In the material below, find each line holding the string "repairs" and copy it.
######
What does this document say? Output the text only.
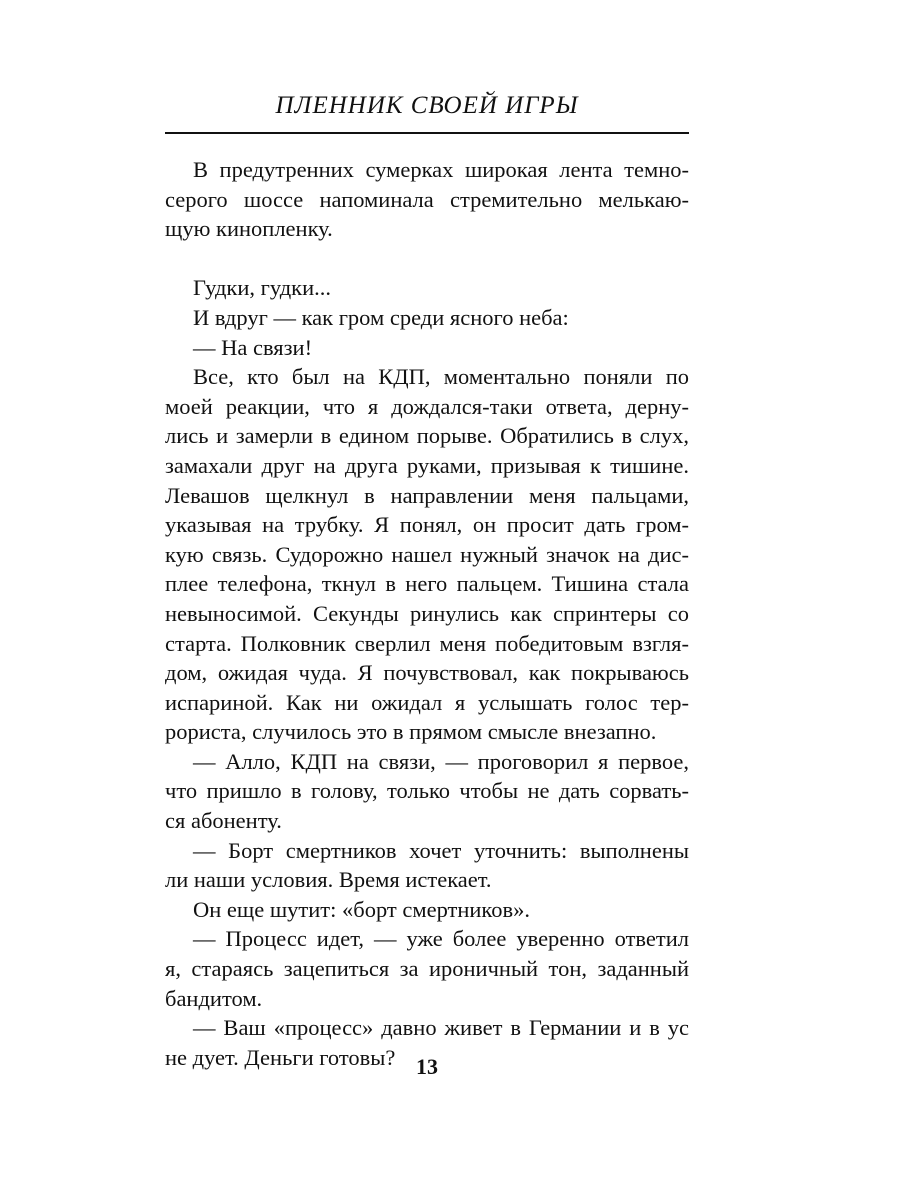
ПЛЕННИК СВОЕЙ ИГРЫ

В предутренних сумерках широкая лента темно-
серого шоссе напоминала стремительно мелькаю-
щую кинопленку.

Гудки, гудки...

И вдруг — как гром среди ясного неба:

— На связи!

Все, кто был на КДП, моментально поняли по
моей реакции, что я дождался-таки ответа, дерну-
лись и замерли в едином порыве. Обратились в слух,
замахали друг на друга руками, призывая к тишине.
Левашов щелкнул в направлении меня пальцами,
указывая на трубку. Я понял, он просит дать гром-
кую связь. Судорожно нашел нужный значок на дис-
плее телефона, ткнул в него пальцем. Тишина стала
невыносимой. Секунды ринулись как спринтеры со
старта. Полковник сверлил меня победитовым взгля-
дом, ожидая чуда. Я почувствовал, как покрываюсь
испариной. Как ни ожидал я услышать голос тер-
рориста, случилось это в прямом смысле внезапно.

— Алло, КДП на связи, — проговорил я первое,
что пришло в голову, только чтобы не дать сорвать-
ся абоненту.

— Борт смертников хочет уточнить: выполнены
ли наши условия. Время истекает.

Он еще шутит: «борт смертников».

— Процесс идет, — уже более уверенно ответил
я, стараясь зацепиться за ироничный тон, заданный
бандитом.

— Ваш «процесс» давно живет в Германии и в ус
не дует. Деньги готовы? 13
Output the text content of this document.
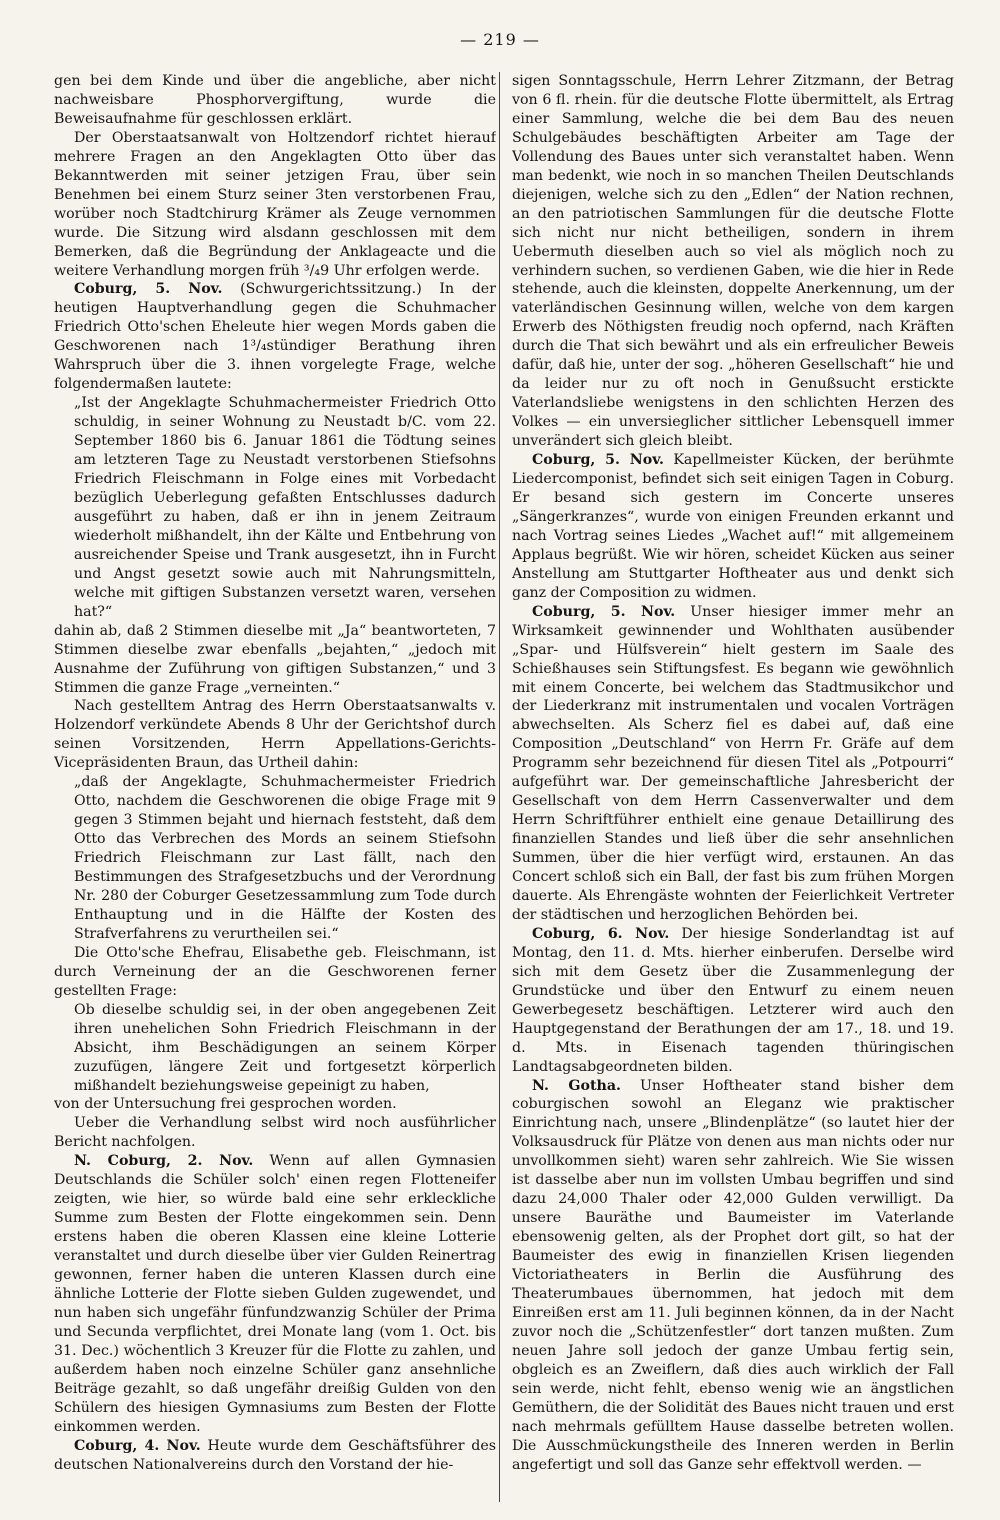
— 219 —

gen bei dem Kinde und über die angebliche, aber nicht nachweisbare Phosphorvergiftung, wurde die Beweisaufnahme für geschlossen erklärt.

Der Oberstaatsanwalt von Holtzendorf richtet hierauf mehrere Fragen an den Angeklagten Otto über das Bekanntwerden mit seiner jetzigen Frau, über sein Benehmen bei einem Sturz seiner 3ten verstorbenen Frau, worüber noch Stadtchirurg Krämer als Zeuge vernommen wurde. Die Sitzung wird alsdann geschlossen mit dem Bemerken, daß die Begründung der Anklageacte und die weitere Verhandlung morgen früh ³/₄9 Uhr erfolgen werde.

Coburg, 5. Nov. (Schwurgerichtssitzung.) In der heutigen Hauptverhandlung gegen die Schuhmacher Friedrich Otto'schen Eheleute hier wegen Mords gaben die Geschworenen nach 1³/₄stündiger Berathung ihren Wahrspruch über die 3. ihnen vorgelegte Frage, welche folgendermaßen lautete:

„Ist der Angeklagte Schuhmachermeister Friedrich Otto schuldig, in seiner Wohnung zu Neustadt b/C. vom 22. September 1860 bis 6. Januar 1861 die Tödtung seines am letzteren Tage zu Neustadt verstorbenen Stiefsohns Friedrich Fleischmann in Folge eines mit Vorbedacht bezüglich Ueberlegung gefaßten Entschlusses dadurch ausgeführt zu haben, daß er ihn in jenem Zeitraum wiederholt mißhandelt, ihn der Kälte und Entbehrung von ausreichender Speise und Trank ausgesetzt, ihn in Furcht und Angst gesetzt sowie auch mit Nahrungsmitteln, welche mit giftigen Substanzen versetzt waren, versehen hat?“

dahin ab, daß 2 Stimmen dieselbe mit „Ja“ beantworteten, 7 Stimmen dieselbe zwar ebenfalls „bejahten,“ „jedoch mit Ausnahme der Zuführung von giftigen Substanzen,“ und 3 Stimmen die ganze Frage „verneinten.“

Nach gestelltem Antrag des Herrn Oberstaatsanwalts v. Holzendorf verkündete Abends 8 Uhr der Gerichtshof durch seinen Vorsitzenden, Herrn Appellations-Gerichts-Vicepräsidenten Braun, das Urtheil dahin:

„daß der Angeklagte, Schuhmachermeister Friedrich Otto, nachdem die Geschworenen die obige Frage mit 9 gegen 3 Stimmen bejaht und hiernach feststeht, daß dem Otto das Verbrechen des Mords an seinem Stiefsohn Friedrich Fleischmann zur Last fällt, nach den Bestimmungen des Strafgesetzbuchs und der Verordnung Nr. 280 der Coburger Gesetzessammlung zum Tode durch Enthauptung und in die Hälfte der Kosten des Strafverfahrens zu verurtheilen sei.“

Die Otto'sche Ehefrau, Elisabethe geb. Fleischmann, ist durch Verneinung der an die Geschworenen ferner gestellten Frage:

Ob dieselbe schuldig sei, in der oben angegebenen Zeit ihren unehelichen Sohn Friedrich Fleischmann in der Absicht, ihm Beschädigungen an seinem Körper zuzufügen, längere Zeit und fortgesetzt körperlich mißhandelt beziehungsweise gepeinigt zu haben,

von der Untersuchung frei gesprochen worden.

Ueber die Verhandlung selbst wird noch ausführlicher Bericht nachfolgen.

N. Coburg, 2. Nov. Wenn auf allen Gymnasien Deutschlands die Schüler solch' einen regen Flotteneifer zeigten, wie hier, so würde bald eine sehr erkleckliche Summe zum Besten der Flotte eingekommen sein. Denn erstens haben die oberen Klassen eine kleine Lotterie veranstaltet und durch dieselbe über vier Gulden Reinertrag gewonnen, ferner haben die unteren Klassen durch eine ähnliche Lotterie der Flotte sieben Gulden zugewendet, und nun haben sich ungefähr fünfundzwanzig Schüler der Prima und Secunda verpflichtet, drei Monate lang (vom 1. Oct. bis 31. Dec.) wöchentlich 3 Kreuzer für die Flotte zu zahlen, und außerdem haben noch einzelne Schüler ganz ansehnliche Beiträge gezahlt, so daß ungefähr dreißig Gulden von den Schülern des hiesigen Gymnasiums zum Besten der Flotte einkommen werden.

Coburg, 4. Nov. Heute wurde dem Geschäftsführer des deutschen Nationalvereins durch den Vorstand der hie-

sigen Sonntagsschule, Herrn Lehrer Zitzmann, der Betrag von 6 fl. rhein. für die deutsche Flotte übermittelt, als Ertrag einer Sammlung, welche die bei dem Bau des neuen Schulgebäudes beschäftigten Arbeiter am Tage der Vollendung des Baues unter sich veranstaltet haben. Wenn man bedenkt, wie noch in so manchen Theilen Deutschlands diejenigen, welche sich zu den „Edlen“ der Nation rechnen, an den patriotischen Sammlungen für die deutsche Flotte sich nicht nur nicht betheiligen, sondern in ihrem Uebermuth dieselben auch so viel als möglich noch zu verhindern suchen, so verdienen Gaben, wie die hier in Rede stehende, auch die kleinsten, doppelte Anerkennung, um der vaterländischen Gesinnung willen, welche von dem kargen Erwerb des Nöthigsten freudig noch opfernd, nach Kräften durch die That sich bewährt und als ein erfreulicher Beweis dafür, daß hie, unter der sog. „höheren Gesellschaft“ hie und da leider nur zu oft noch in Genußsucht erstickte Vaterlandsliebe wenigstens in den schlichten Herzen des Volkes — ein unversieglicher sittlicher Lebensquell immer unverändert sich gleich bleibt.

Coburg, 5. Nov. Kapellmeister Kücken, der berühmte Liedercomponist, befindet sich seit einigen Tagen in Coburg. Er besand sich gestern im Concerte unseres „Sängerkranzes“, wurde von einigen Freunden erkannt und nach Vortrag seines Liedes „Wachet auf!“ mit allgemeinem Applaus begrüßt. Wie wir hören, scheidet Kücken aus seiner Anstellung am Stuttgarter Hoftheater aus und denkt sich ganz der Composition zu widmen.

Coburg, 5. Nov. Unser hiesiger immer mehr an Wirksamkeit gewinnender und Wohlthaten ausübender „Spar- und Hülfsverein“ hielt gestern im Saale des Schießhauses sein Stiftungsfest. Es begann wie gewöhnlich mit einem Concerte, bei welchem das Stadtmusikchor und der Liederkranz mit instrumentalen und vocalen Vorträgen abwechselten. Als Scherz fiel es dabei auf, daß eine Composition „Deutschland“ von Herrn Fr. Gräfe auf dem Programm sehr bezeichnend für diesen Titel als „Potpourri“ aufgeführt war. Der gemeinschaftliche Jahresbericht der Gesellschaft von dem Herrn Cassenverwalter und dem Herrn Schriftführer enthielt eine genaue Detaillirung des finanziellen Standes und ließ über die sehr ansehnlichen Summen, über die hier verfügt wird, erstaunen. An das Concert schloß sich ein Ball, der fast bis zum frühen Morgen dauerte. Als Ehrengäste wohnten der Feierlichkeit Vertreter der städtischen und herzoglichen Behörden bei.

Coburg, 6. Nov. Der hiesige Sonderlandtag ist auf Montag, den 11. d. Mts. hierher einberufen. Derselbe wird sich mit dem Gesetz über die Zusammenlegung der Grundstücke und über den Entwurf zu einem neuen Gewerbegesetz beschäftigen. Letzterer wird auch den Hauptgegenstand der Berathungen der am 17., 18. und 19. d. Mts. in Eisenach tagenden thüringischen Landtagsabgeordneten bilden.

N. Gotha. Unser Hoftheater stand bisher dem coburgischen sowohl an Eleganz wie praktischer Einrichtung nach, unsere „Blindenplätze“ (so lautet hier der Volksausdruck für Plätze von denen aus man nichts oder nur unvollkommen sieht) waren sehr zahlreich. Wie Sie wissen ist dasselbe aber nun im vollsten Umbau begriffen und sind dazu 24,000 Thaler oder 42,000 Gulden verwilligt. Da unsere Bauräthe und Baumeister im Vaterlande ebensowenig gelten, als der Prophet dort gilt, so hat der Baumeister des ewig in finanziellen Krisen liegenden Victoriatheaters in Berlin die Ausführung des Theaterumbaues übernommen, hat jedoch mit dem Einreißen erst am 11. Juli beginnen können, da in der Nacht zuvor noch die „Schützenfestler“ dort tanzen mußten. Zum neuen Jahre soll jedoch der ganze Umbau fertig sein, obgleich es an Zweiflern, daß dies auch wirklich der Fall sein werde, nicht fehlt, ebenso wenig wie an ängstlichen Gemüthern, die der Solidität des Baues nicht trauen und erst nach mehrmals gefülltem Hause dasselbe betreten wollen. Die Ausschmückungstheile des Inneren werden in Berlin angefertigt und soll das Ganze sehr effektvoll werden. —
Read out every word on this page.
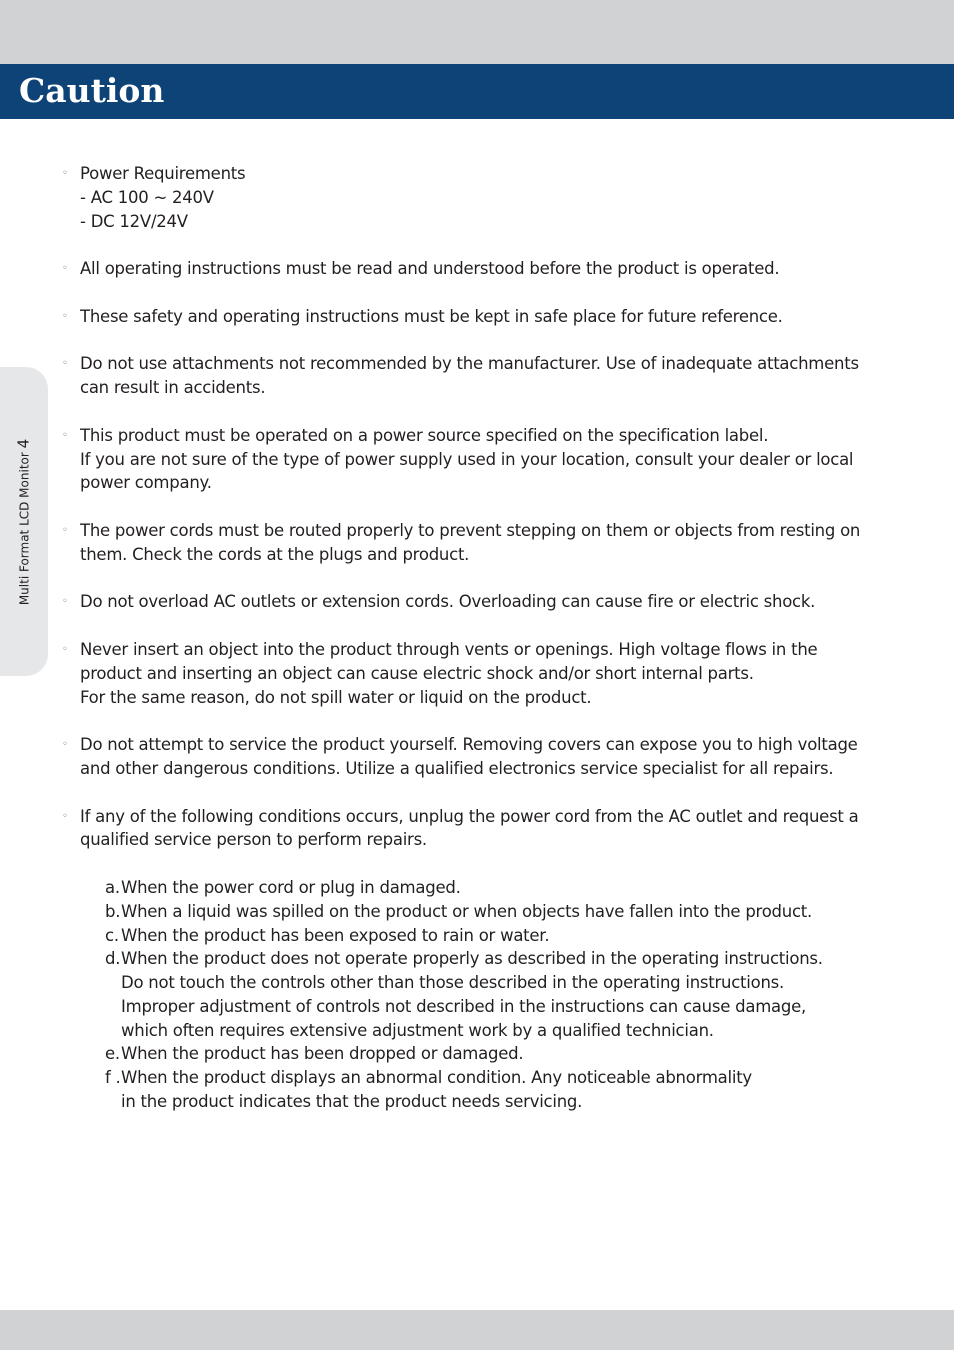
Caution
Multi Format LCD Monitor 4
◦ Power Requirements
- AC 100 ~ 240V
- DC 12V/24V
◦ All operating instructions must be read and understood before the product is operated.
◦ These safety and operating instructions must be kept in safe place for future reference.
◦ Do not use attachments not recommended by the manufacturer. Use of inadequate attachments
can result in accidents.
◦ This product must be operated on a power source specified on the specification label.
If you are not sure of the type of power supply used in your location, consult your dealer or local
power company.
◦ The power cords must be routed properly to prevent stepping on them or objects from resting on
them. Check the cords at the plugs and product.
◦ Do not overload AC outlets or extension cords. Overloading can cause fire or electric shock.
◦ Never insert an object into the product through vents or openings. High voltage flows in the
product and inserting an object can cause electric shock and/or short internal parts.
For the same reason, do not spill water or liquid on the product.
◦ Do not attempt to service the product yourself. Removing covers can expose you to high voltage
and other dangerous conditions. Utilize a qualified electronics service specialist for all repairs.
◦ If any of the following conditions occurs, unplug the power cord from the AC outlet and request a
qualified service person to perform repairs.
a. When the power cord or plug in damaged.
b. When a liquid was spilled on the product or when objects have fallen into the product.
c. When the product has been exposed to rain or water.
d. When the product does not operate properly as described in the operating instructions.
Do not touch the controls other than those described in the operating instructions.
Improper adjustment of controls not described in the instructions can cause damage,
which often requires extensive adjustment work by a qualified technician.
e. When the product has been dropped or damaged.
f . When the product displays an abnormal condition. Any noticeable abnormality
in the product indicates that the product needs servicing.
######
Result:
and other dangerous conditions. Utilize a qualified electronics service specialist for all repairs.
qualified service person to perform repairs.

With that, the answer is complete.